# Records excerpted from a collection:
__________

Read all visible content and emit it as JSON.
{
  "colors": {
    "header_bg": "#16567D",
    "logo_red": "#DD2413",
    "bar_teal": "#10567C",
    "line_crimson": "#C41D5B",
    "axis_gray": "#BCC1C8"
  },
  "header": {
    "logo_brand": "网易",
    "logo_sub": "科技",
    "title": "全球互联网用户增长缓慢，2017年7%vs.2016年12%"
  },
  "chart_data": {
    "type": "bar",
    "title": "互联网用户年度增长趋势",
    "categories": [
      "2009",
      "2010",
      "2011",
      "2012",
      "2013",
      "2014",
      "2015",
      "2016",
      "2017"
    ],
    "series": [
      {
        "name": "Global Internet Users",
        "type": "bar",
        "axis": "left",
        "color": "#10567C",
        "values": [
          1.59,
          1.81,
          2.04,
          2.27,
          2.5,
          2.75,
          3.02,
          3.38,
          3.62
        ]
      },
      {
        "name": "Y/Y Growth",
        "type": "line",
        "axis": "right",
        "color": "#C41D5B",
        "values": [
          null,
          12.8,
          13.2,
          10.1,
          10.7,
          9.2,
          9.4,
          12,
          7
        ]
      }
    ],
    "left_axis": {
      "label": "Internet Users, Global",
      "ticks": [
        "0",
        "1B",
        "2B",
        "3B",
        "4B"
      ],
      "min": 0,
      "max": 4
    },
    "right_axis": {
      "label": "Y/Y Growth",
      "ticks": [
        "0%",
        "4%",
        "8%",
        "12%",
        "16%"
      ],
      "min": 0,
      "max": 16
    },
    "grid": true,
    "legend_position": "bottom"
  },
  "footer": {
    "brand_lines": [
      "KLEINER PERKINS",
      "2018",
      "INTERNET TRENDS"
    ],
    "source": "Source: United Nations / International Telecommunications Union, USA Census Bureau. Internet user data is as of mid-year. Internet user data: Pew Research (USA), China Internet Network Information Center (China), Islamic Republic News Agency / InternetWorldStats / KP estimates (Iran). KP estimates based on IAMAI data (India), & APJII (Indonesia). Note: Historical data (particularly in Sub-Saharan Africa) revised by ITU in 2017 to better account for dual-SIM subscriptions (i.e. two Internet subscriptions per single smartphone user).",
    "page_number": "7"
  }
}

__________

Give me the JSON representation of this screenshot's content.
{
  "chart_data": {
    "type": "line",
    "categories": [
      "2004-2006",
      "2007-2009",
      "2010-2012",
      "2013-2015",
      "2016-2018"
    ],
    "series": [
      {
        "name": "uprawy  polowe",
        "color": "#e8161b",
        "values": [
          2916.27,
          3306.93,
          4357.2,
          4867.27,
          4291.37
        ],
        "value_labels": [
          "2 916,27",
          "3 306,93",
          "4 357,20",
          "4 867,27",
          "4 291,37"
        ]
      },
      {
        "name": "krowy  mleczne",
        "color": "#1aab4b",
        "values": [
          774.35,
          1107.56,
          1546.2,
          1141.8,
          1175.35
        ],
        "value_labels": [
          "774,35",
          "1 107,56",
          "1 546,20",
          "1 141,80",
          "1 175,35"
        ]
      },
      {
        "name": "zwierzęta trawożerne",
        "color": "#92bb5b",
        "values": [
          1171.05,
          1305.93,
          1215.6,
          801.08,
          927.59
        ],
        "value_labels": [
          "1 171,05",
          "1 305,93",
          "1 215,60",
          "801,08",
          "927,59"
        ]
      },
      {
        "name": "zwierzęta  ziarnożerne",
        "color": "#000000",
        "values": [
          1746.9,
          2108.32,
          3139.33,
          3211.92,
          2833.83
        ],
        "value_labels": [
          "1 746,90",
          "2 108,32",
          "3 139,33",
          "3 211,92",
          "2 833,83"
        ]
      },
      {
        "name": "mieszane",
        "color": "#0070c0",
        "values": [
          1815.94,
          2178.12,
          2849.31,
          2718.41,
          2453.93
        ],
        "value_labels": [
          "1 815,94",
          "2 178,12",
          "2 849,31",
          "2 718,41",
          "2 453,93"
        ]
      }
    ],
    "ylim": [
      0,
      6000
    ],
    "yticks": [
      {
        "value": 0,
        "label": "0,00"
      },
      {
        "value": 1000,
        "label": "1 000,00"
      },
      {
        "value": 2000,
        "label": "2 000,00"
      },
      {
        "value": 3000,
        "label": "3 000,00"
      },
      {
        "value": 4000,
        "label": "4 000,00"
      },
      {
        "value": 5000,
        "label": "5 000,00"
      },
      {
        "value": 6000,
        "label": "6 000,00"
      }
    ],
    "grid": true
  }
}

__________

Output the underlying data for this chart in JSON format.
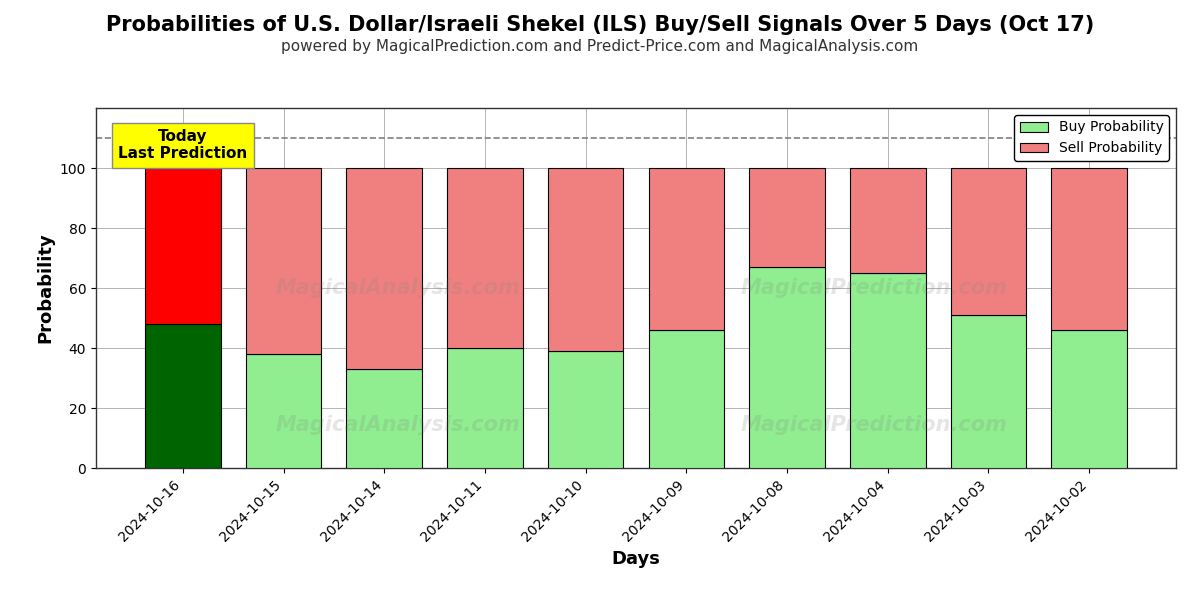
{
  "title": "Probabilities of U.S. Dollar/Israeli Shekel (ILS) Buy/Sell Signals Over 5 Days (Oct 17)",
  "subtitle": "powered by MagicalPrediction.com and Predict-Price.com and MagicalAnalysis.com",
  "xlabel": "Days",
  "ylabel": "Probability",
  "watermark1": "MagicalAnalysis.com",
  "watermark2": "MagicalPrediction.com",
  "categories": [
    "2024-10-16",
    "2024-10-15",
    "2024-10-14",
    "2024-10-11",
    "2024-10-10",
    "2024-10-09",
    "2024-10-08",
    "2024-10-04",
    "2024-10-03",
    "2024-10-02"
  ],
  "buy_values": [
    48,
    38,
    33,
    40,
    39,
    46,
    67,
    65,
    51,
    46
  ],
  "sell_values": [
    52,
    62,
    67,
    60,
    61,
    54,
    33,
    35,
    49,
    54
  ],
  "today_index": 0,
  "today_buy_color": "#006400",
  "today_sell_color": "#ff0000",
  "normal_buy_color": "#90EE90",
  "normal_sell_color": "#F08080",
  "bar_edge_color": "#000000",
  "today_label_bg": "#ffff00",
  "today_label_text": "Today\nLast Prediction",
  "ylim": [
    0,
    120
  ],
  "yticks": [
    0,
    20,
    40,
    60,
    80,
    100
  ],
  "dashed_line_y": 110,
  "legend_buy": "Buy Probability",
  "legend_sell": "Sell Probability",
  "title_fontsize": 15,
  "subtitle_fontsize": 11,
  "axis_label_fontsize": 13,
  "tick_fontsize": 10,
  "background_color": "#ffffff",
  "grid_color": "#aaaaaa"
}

__________

# What you are asked to do:
Look through the records and gather each line with the word "zwierzęta".

# Finished task:
        "name": "zwierzęta trawożerne",
        "name": "zwierzęta  ziarnożerne",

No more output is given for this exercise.